Recorded data
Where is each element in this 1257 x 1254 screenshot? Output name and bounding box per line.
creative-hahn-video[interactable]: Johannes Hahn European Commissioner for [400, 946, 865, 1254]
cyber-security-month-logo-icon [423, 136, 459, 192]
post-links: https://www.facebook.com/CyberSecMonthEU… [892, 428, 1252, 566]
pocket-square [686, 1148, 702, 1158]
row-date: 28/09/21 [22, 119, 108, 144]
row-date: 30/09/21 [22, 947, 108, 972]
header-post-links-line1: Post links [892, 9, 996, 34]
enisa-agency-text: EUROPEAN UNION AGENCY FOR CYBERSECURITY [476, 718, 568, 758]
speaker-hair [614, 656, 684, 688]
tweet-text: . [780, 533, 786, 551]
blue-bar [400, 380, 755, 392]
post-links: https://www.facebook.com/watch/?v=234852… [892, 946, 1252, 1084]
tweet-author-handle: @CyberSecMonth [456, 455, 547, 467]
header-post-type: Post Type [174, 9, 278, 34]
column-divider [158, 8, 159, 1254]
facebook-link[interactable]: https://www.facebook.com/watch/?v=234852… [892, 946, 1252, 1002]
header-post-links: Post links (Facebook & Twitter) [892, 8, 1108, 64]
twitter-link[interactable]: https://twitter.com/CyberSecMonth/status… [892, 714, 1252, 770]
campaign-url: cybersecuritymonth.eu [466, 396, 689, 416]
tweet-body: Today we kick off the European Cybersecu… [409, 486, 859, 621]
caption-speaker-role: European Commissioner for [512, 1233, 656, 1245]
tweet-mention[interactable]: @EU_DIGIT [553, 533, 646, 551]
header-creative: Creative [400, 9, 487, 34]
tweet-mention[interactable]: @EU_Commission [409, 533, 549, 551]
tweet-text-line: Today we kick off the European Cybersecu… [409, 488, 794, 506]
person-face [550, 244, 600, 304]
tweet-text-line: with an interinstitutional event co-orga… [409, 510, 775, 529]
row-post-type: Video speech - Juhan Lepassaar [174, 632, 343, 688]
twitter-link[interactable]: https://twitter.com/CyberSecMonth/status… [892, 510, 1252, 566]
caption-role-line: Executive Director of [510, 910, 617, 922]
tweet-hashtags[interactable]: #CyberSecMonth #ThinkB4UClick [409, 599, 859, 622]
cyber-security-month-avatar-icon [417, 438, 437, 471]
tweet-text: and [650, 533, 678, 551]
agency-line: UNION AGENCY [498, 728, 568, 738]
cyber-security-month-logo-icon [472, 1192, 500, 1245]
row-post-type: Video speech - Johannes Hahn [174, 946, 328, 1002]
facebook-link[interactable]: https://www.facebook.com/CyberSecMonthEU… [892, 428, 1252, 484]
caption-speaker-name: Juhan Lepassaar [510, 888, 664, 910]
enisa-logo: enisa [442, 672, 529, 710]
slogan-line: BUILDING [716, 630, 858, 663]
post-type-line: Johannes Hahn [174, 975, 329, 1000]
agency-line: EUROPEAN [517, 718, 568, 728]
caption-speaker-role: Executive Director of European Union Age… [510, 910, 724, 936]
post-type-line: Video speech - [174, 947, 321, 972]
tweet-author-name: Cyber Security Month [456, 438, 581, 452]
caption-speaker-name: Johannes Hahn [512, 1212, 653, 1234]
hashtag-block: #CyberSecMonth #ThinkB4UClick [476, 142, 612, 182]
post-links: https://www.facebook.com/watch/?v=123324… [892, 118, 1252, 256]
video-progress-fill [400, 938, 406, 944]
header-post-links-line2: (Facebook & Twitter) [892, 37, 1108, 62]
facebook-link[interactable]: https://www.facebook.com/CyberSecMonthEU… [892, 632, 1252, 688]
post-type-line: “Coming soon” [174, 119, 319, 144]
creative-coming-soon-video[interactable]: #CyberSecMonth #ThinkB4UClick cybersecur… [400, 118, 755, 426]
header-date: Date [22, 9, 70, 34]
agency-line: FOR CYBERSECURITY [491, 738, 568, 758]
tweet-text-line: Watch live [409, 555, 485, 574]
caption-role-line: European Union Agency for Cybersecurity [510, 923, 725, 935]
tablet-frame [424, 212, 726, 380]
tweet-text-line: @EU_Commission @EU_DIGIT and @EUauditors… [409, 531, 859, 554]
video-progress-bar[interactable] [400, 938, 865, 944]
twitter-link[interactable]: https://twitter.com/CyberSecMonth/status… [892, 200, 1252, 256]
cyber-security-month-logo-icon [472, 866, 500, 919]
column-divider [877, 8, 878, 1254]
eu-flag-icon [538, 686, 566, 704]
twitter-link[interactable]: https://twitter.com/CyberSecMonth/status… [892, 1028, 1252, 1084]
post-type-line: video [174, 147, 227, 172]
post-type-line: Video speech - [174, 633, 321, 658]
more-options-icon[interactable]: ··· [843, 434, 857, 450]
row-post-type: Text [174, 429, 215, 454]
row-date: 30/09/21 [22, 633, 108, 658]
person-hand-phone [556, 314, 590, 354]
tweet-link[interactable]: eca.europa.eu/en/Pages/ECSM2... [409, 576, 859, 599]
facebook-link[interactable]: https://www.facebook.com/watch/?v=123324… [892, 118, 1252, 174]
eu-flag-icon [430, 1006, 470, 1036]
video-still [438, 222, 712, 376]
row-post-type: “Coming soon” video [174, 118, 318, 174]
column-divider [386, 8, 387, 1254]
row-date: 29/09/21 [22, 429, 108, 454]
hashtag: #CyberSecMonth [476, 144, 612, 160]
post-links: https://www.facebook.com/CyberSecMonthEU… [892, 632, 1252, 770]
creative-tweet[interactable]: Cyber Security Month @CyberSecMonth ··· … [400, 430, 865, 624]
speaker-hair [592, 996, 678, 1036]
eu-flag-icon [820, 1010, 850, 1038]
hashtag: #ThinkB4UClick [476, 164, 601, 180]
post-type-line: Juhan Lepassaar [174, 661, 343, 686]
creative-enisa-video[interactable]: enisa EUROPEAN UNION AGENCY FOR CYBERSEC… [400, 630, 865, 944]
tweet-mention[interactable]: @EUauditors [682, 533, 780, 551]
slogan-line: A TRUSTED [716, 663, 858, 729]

» To be done
Please extract every line of the entries above without changing anything.

» The result
Where is each element in this 1257 x 1254 screenshot? Output name and bounding box per line.
creative-hahn-video[interactable]: Johannes Hahn European Commissioner for [400, 946, 865, 1254]
cyber-security-month-logo-icon [423, 136, 459, 192]
post-links: https://www.facebook.com/CyberSecMonthEU… [892, 428, 1252, 566]
pocket-square [686, 1148, 702, 1158]
row-date: 28/09/21 [22, 119, 108, 144]
row-date: 30/09/21 [22, 947, 108, 972]
header-post-links-line1: Post links [892, 9, 996, 34]
enisa-agency-text: EUROPEAN UNION AGENCY FOR CYBERSECURITY [476, 718, 568, 758]
speaker-hair [614, 656, 684, 688]
tweet-text: . [780, 533, 786, 551]
blue-bar [400, 380, 755, 392]
post-links: https://www.facebook.com/watch/?v=234852… [892, 946, 1252, 1084]
tweet-author-handle: @CyberSecMonth [456, 455, 547, 467]
header-post-type: Post Type [174, 9, 278, 34]
column-divider [158, 8, 159, 1254]
facebook-link[interactable]: https://www.facebook.com/watch/?v=234852… [892, 946, 1252, 1002]
header-post-links: Post links (Facebook & Twitter) [892, 8, 1108, 64]
twitter-link[interactable]: https://twitter.com/CyberSecMonth/status… [892, 714, 1252, 770]
campaign-url: cybersecuritymonth.eu [466, 396, 689, 416]
tweet-body: Today we kick off the European Cybersecu… [409, 486, 859, 621]
caption-speaker-role: European Commissioner for [512, 1233, 656, 1245]
tweet-mention[interactable]: @EU_DIGIT [553, 533, 646, 551]
header-creative: Creative [400, 9, 487, 34]
tweet-mention[interactable]: @EU_Commission [409, 533, 549, 551]
tweet-text-line: Today we kick off the European Cybersecu… [409, 488, 794, 506]
person-face [550, 244, 600, 304]
tweet-text-line: with an interinstitutional event co-orga… [409, 510, 775, 529]
row-post-type: Video speech - Juhan Lepassaar [174, 632, 343, 688]
twitter-link[interactable]: https://twitter.com/CyberSecMonth/status… [892, 510, 1252, 566]
caption-role-line: Executive Director of [510, 910, 617, 922]
tweet-hashtags[interactable]: #CyberSecMonth #ThinkB4UClick [409, 599, 859, 622]
cyber-security-month-avatar-icon [417, 438, 437, 471]
tweet-text: and [650, 533, 678, 551]
agency-line: UNION AGENCY [498, 728, 568, 738]
cyber-security-month-logo-icon [472, 1192, 500, 1245]
row-post-type: Video speech - Johannes Hahn [174, 946, 328, 1002]
facebook-link[interactable]: https://www.facebook.com/CyberSecMonthEU… [892, 428, 1252, 484]
caption-speaker-name: Juhan Lepassaar [510, 888, 664, 910]
enisa-logo: enisa [442, 672, 529, 710]
slogan-line: BUILDING [716, 630, 858, 663]
post-type-line: Johannes Hahn [174, 975, 329, 1000]
agency-line: EUROPEAN [517, 718, 568, 728]
caption-speaker-role: Executive Director of European Union Age… [510, 910, 724, 936]
post-type-line: Video speech - [174, 947, 321, 972]
tweet-author-name: Cyber Security Month [456, 438, 581, 452]
caption-speaker-name: Johannes Hahn [512, 1212, 653, 1234]
hashtag-block: #CyberSecMonth #ThinkB4UClick [476, 142, 612, 182]
post-links: https://www.facebook.com/watch/?v=123324… [892, 118, 1252, 256]
video-progress-fill [400, 938, 406, 944]
header-post-links-line2: (Facebook & Twitter) [892, 37, 1108, 62]
facebook-link[interactable]: https://www.facebook.com/CyberSecMonthEU… [892, 632, 1252, 688]
post-type-line: “Coming soon” [174, 119, 319, 144]
creative-coming-soon-video[interactable]: #CyberSecMonth #ThinkB4UClick cybersecur… [400, 118, 755, 426]
header-date: Date [22, 9, 70, 34]
agency-line: FOR CYBERSECURITY [491, 738, 568, 758]
tweet-text-line: Watch live [409, 555, 485, 574]
caption-role-line: European Union Agency for Cybersecurity [510, 923, 725, 935]
tablet-frame [424, 212, 726, 380]
tweet-text-line: @EU_Commission @EU_DIGIT and @EUauditors… [409, 531, 859, 554]
video-progress-bar[interactable] [400, 938, 865, 944]
twitter-link[interactable]: https://twitter.com/CyberSecMonth/status… [892, 200, 1252, 256]
cyber-security-month-logo-icon [472, 866, 500, 919]
column-divider [877, 8, 878, 1254]
eu-flag-icon [538, 686, 566, 704]
twitter-link[interactable]: https://twitter.com/CyberSecMonth/status… [892, 1028, 1252, 1084]
post-type-line: video [174, 147, 227, 172]
post-type-line: Video speech - [174, 633, 321, 658]
more-options-icon[interactable]: ··· [843, 434, 857, 450]
row-post-type: Text [174, 429, 215, 454]
row-date: 30/09/21 [22, 633, 108, 658]
person-hand-phone [556, 314, 590, 354]
tweet-link[interactable]: eca.europa.eu/en/Pages/ECSM2... [409, 576, 859, 599]
facebook-link[interactable]: https://www.facebook.com/watch/?v=123324… [892, 118, 1252, 174]
eu-flag-icon [430, 1006, 470, 1036]
video-still [438, 222, 712, 376]
row-post-type: “Coming soon” video [174, 118, 318, 174]
column-divider [386, 8, 387, 1254]
row-date: 29/09/21 [22, 429, 108, 454]
hashtag: #CyberSecMonth [476, 144, 612, 160]
post-links: https://www.facebook.com/CyberSecMonthEU… [892, 632, 1252, 770]
creative-tweet[interactable]: Cyber Security Month @CyberSecMonth ··· … [400, 430, 865, 624]
speaker-hair [592, 996, 678, 1036]
eu-flag-icon [820, 1010, 850, 1038]
hashtag: #ThinkB4UClick [476, 164, 601, 180]
post-type-line: Juhan Lepassaar [174, 661, 343, 686]
creative-enisa-video[interactable]: enisa EUROPEAN UNION AGENCY FOR CYBERSEC… [400, 630, 865, 944]
tweet-mention[interactable]: @EUauditors [682, 533, 780, 551]
slogan-line: A TRUSTED [716, 663, 858, 729]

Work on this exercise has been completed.